TEXT SHOWN.
[OpenFontLibrary] [GFD] Treatment of the OFL in the wild

Vernon Adams vern at newtypography.co.uk
Thu Jun 6 12:13:17 PDT 2013


Well, apart from feeling i might be a bit crazy for seeing this situation in the way i see it :)  i do think it's worth thinking about aspects of it that are 'out there' (Victor's words), because chances are they may be the mundane of tomorrow.

IMO at the moment we are still seeing the 'distribution' of Libre fonts in similar modes to modes we are used to seeing proprietary fonts distributed by; canonical, centralised, and ultimately controlled from a 'top down' approach. The 'top' being the designer, or publisher, or foundry. Proprietary fonts have to go these routes for obvious reasons. Libre fonts do not have to at all, their free-ness makes them inherently viral objects, if you want them to be. I suspect that more viral approaches to distribution may emerge, because they are becoming possible and practical. For example, the situation of 'pulling' fonts out of the browser cache; that action is a legacy from the slightly fudgy situation where the type industry wanted the web market, but didn't want to give fonts away. As a designer of free fonts, i'm stuck with that fudge, despite the fact that the technology actually presents a much more direct way to distribute fonts to users. E.g. instead of users having to jump hurdles to get a fairly useless WOFF file of my fonts,  i would want that a user could a Free font used on any webpage and be able to 1-click to download that font (intact) and so be able to then use it for web, print, whatever. IMO that's how free fonts could be utilised and distributed. It's pretty much exactly what Nathan describes. Select text, right click… "save font as…"  :) Perhaps some browser developers would be interested in this?

[Records from a data source]

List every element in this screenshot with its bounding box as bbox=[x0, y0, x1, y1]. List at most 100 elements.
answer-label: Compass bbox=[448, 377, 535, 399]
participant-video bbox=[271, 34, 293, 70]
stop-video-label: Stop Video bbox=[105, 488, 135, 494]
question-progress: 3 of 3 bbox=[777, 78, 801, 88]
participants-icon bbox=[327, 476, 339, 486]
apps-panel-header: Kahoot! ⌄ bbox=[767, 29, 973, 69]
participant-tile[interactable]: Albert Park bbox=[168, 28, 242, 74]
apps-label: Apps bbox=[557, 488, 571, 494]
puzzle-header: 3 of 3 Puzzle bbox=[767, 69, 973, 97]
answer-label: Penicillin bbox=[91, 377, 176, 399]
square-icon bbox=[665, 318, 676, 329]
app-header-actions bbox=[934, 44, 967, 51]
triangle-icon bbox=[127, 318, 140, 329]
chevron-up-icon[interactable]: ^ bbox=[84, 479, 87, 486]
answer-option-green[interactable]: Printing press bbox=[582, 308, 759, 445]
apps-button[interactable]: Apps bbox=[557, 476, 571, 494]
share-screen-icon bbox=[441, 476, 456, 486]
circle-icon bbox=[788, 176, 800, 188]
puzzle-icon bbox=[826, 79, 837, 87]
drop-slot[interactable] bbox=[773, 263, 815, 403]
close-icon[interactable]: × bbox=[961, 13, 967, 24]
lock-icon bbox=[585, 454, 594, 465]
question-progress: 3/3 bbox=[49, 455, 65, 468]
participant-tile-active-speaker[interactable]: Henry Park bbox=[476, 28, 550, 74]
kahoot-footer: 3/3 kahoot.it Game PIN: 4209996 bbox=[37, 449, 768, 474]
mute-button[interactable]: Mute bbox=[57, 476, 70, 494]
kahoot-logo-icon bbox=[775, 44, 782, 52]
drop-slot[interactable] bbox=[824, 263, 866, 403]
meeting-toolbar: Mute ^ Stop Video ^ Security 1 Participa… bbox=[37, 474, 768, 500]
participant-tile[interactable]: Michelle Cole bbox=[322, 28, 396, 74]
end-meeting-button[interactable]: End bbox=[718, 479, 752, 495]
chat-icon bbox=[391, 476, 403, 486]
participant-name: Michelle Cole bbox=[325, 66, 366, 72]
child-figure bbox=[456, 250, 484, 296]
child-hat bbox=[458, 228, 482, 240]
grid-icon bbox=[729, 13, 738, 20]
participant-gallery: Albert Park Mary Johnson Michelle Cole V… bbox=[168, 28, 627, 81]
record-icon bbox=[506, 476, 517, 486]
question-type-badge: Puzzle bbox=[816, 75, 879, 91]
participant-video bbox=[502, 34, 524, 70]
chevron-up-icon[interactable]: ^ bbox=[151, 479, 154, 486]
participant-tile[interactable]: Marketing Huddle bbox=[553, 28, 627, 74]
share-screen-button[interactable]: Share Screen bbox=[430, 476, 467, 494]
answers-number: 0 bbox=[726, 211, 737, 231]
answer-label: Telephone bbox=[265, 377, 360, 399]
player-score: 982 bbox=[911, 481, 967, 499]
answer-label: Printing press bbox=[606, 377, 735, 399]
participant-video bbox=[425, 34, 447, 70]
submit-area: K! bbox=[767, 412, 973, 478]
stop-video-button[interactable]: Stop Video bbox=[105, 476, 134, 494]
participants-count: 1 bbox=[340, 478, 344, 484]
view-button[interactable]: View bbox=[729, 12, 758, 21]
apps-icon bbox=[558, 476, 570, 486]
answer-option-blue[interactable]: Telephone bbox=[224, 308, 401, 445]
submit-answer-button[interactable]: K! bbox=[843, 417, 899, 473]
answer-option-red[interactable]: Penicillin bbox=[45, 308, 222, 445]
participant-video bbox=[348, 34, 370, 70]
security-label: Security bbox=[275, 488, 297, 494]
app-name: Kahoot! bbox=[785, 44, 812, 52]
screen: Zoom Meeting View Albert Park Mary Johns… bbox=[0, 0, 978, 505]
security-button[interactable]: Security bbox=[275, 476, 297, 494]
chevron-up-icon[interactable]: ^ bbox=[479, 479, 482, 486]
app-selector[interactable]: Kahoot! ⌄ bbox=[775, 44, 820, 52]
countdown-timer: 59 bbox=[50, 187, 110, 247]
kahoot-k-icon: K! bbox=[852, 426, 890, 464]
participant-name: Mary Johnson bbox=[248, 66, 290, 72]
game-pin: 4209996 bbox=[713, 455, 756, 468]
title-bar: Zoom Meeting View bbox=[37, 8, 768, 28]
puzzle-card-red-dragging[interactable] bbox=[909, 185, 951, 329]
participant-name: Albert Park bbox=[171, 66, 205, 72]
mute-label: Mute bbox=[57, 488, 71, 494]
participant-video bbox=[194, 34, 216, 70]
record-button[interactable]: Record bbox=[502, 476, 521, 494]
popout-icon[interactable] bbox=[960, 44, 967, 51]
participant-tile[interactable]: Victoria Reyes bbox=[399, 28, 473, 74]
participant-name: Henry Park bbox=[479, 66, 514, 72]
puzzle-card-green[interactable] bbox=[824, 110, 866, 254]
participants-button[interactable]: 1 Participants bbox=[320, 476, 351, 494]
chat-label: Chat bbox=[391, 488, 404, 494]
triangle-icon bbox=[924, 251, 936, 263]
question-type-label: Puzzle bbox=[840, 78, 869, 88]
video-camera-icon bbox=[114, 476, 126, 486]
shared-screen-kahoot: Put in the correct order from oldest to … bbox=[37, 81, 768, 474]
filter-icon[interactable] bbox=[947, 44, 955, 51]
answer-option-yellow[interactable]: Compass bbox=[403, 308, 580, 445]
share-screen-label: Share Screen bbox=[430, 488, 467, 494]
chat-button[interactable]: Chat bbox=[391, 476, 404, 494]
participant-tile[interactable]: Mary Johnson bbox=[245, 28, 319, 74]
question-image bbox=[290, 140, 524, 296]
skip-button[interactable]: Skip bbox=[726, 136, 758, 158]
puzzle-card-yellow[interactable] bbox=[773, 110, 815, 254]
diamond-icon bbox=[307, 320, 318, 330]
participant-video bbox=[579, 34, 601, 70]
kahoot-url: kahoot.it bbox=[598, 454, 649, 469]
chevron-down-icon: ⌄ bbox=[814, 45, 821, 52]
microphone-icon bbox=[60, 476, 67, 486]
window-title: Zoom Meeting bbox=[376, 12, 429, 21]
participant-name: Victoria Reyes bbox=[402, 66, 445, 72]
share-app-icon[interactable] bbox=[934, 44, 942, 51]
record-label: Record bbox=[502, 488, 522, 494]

INSTRUCTIONS TO FOLLOW.
Could you write out the mailing-list post above on treatment of the OFL, in full and word for word?

WRITTEN ANSWER.
[OpenFontLibrary] [GFD] Treatment of the OFL in the wild

Vernon Adams vern at newtypography.co.uk
Thu Jun 6 12:13:17 PDT 2013


Well, apart from feeling i might be a bit crazy for seeing this situation in the way i see it :)  i do think it's worth thinking about aspects of it that are 'out there' (Victor's words), because chances are they may be the mundane of tomorrow.

IMO at the moment we are still seeing the 'distribution' of Libre fonts in similar modes to modes we are used to seeing proprietary fonts distributed by; canonical, centralised, and ultimately controlled from a 'top down' approach. The 'top' being the designer, or publisher, or foundry. Proprietary fonts have to go these routes for obvious reasons. Libre fonts do not have to at all, their free-ness makes them inherently viral objects, if you want them to be. I suspect that more viral approaches to distribution may emerge, because they are becoming possible and practical. For example, the situation of 'pulling' fonts out of the browser cache; that action is a legacy from the slightly fudgy situation where the type industry wanted the web market, but didn't want to give fonts away. As a designer of free fonts, i'm stuck with that fudge, despite the fact that the technology actually presents a much more direct way to distribute fonts to users. E.g. instead of users having to jump hurdles to get a fairly useless WOFF file of my fonts,  i would want that a user could a Free font used on any webpage and be able to 1-click to download that font (intact) and so be able to then use it for web, print, whatever. IMO that's how free fonts could be utilised and distributed. It's pretty much exactly what Nathan describes. Select text, right click… "save font as…"  :) Perhaps some browser developers would be interested in this?